**Texto fornecido:**
—————

Visitei dois centros de saúde, o que poderíamos denominar de unidade básica. Há uma “tranquilidade” observável no ambiente. Os usuários aguardam sentados em cadeiras distribuídas pelo centro de acordo com as especialidades médicas e pelo profissional médico referenciado para aquele usuário. Há alguns televisores no ambiente, senhas para a chamada dos usuários, funcionários e alguns médicos circulando pelos corredores. Um ambiente diferente de algumas unidades de saúde de Belém-PA em que as filas ocupam grande parte do ambiente e o tempo de espera para o atendimento chega a ser de 2 (duas) horas ou mais.

Ao entrevistar as trabalhadoras e os trabalhadores do Mercado de Campo de Ourique, em Lisboa-PT, eles revelaram sobre o acesso por meio da marcação de consultas e as relações pessoalizadas estabelecidas.

Todas as pessoas entrevistadas relataram conhecer situações de acesso aos serviços de saúde por meio de concessões de outras pessoas que trabalham nos serviços de saúde. A marcação de consulta no Centro de Saúde por meio de um ou de uma conhecida foi revelada por 3 (três) dos informantes. A marcação de consulta para o médico de família por meio formal ocorre por telefone ou indo ao Centro de Saúde, mas os entrevistados revelaram que por conhecerem pessoas que trabalham no Centro, incluindo o médico, não necessitam telefonar para marcar, e, em alguns casos conseguem antecipar a consulta, facilitada pelo conhecimento da médica. No caso relatado pela D. Maria Rosa, a médica também frequenta o mercado de Campo de Ourique e é sua cliente na peixaria. (TAVARES, 2015).

O trabalho de campo identificou outras possibilidades de acessar o serviço de saúde por meio de favorecimento de pessoas conhecidas, uma foi o caso do Sr. Martinho ao relatar que não é morador do bairro, mas que devido à sua rede de relações sociais com pessoas do bairro de Campo de Ourique conseguiu ser incluído como usuário do Centro de Saúde local. Ele relatou que estabeleceu boas relações, tanto com pessoas influentes (status social alto) como pessoas que exercem funções consideradas de menor escalão.

—————

**Conjunto de tarefas:**
[1] Responda com base no texto sobre o acesso aos centros de saúde:
(a) Em algumas unidades de saúde de Belém-PA, a quanto pode chegar o tempo de espera para o atendimento?
(b) Quantos informantes revelaram a marcação de consulta no Centro de Saúde por meio de um conhecido ou de uma conhecida?
(c) No caso relatado pela D. Maria Rosa, de que estabelecimento do mercado a médica é cliente?
[2] Reproduza o trecho do texto sobre o acesso aos centros de saúde, começando em "O trabalho de" e terminando em "de menor escalão.".

Dados de análise de layout de documentos
—————

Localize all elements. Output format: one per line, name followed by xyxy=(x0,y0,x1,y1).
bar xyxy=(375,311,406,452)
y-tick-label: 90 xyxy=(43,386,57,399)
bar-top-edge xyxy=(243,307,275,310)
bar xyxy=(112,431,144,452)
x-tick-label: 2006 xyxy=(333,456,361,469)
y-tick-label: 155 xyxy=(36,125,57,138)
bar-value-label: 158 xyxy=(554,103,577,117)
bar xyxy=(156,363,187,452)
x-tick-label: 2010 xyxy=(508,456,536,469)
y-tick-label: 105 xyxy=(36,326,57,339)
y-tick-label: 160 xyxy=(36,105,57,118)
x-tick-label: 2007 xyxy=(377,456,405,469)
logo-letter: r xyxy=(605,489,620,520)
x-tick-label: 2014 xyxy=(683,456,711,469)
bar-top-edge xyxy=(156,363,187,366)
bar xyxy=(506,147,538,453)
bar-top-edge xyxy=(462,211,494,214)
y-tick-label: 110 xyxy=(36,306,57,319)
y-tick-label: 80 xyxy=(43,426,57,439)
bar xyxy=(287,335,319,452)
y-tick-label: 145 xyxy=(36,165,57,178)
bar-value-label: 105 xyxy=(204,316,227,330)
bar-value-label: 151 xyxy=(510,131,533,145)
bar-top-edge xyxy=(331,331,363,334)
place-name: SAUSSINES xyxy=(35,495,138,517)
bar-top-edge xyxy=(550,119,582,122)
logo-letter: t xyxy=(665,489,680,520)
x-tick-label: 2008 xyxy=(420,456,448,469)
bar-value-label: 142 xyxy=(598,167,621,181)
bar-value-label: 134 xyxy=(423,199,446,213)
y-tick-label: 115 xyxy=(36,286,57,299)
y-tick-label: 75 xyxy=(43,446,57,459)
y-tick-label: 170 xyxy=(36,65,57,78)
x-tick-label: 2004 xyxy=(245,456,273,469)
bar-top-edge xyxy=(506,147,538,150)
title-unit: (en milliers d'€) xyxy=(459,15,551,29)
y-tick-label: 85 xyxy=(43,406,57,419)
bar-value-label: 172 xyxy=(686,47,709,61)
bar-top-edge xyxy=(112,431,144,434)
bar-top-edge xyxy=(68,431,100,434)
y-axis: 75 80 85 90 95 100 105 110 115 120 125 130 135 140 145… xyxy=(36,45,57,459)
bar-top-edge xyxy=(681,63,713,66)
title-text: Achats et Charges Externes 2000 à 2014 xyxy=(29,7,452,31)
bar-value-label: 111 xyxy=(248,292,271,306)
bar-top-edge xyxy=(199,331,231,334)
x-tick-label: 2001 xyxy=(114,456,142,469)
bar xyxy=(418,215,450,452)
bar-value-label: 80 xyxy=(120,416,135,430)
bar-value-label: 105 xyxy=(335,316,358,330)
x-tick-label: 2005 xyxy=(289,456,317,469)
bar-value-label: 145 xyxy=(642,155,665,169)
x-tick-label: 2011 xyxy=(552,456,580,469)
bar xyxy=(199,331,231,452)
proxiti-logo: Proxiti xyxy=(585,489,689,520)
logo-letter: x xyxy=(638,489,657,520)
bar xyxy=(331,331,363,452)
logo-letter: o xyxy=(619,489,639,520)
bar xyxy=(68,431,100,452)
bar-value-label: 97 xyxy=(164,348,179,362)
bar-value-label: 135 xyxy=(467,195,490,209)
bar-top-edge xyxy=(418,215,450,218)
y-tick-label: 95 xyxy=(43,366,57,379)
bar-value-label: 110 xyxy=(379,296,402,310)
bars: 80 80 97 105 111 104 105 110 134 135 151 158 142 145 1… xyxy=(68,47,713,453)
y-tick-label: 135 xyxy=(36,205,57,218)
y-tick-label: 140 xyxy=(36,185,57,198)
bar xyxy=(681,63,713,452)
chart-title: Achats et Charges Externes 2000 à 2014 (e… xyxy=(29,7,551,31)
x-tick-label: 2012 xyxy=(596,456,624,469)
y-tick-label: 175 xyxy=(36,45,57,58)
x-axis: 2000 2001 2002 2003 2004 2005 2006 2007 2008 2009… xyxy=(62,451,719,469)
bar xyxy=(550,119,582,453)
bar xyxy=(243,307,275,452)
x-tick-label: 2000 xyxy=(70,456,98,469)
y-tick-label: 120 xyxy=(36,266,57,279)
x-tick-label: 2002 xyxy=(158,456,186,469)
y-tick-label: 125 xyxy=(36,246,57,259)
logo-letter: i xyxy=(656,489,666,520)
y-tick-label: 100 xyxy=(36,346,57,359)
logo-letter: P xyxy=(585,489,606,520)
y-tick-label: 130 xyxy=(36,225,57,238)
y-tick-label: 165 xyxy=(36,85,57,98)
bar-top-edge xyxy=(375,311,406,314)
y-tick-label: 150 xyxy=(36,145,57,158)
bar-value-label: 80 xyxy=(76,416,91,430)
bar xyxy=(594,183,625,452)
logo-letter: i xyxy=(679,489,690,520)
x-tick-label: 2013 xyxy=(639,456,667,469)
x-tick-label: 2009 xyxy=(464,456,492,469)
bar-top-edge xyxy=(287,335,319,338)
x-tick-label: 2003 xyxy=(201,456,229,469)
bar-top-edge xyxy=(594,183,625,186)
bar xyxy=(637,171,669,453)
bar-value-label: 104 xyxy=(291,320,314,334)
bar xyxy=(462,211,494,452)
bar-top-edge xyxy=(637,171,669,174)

—————

**Lista de soluções:**
[1]
(a) A 2 (duas) horas ou mais.
(b) 3 (três).
(c) Da peixaria.

[2]
O trabalho de campo identificou outras possibilidades de acessar o serviço de saúde por meio de favorecimento de pessoas conhecidas, uma foi o caso do Sr. Martinho ao relatar que não é morador do bairro, mas que devido à sua rede de relações sociais com pessoas do bairro de Campo de Ourique conseguiu ser incluído como usuário do Centro de Saúde local. Ele relatou que estabeleceu boas relações, tanto com pessoas influentes (status social alto) como pessoas que exercem funções consideradas de menor escalão.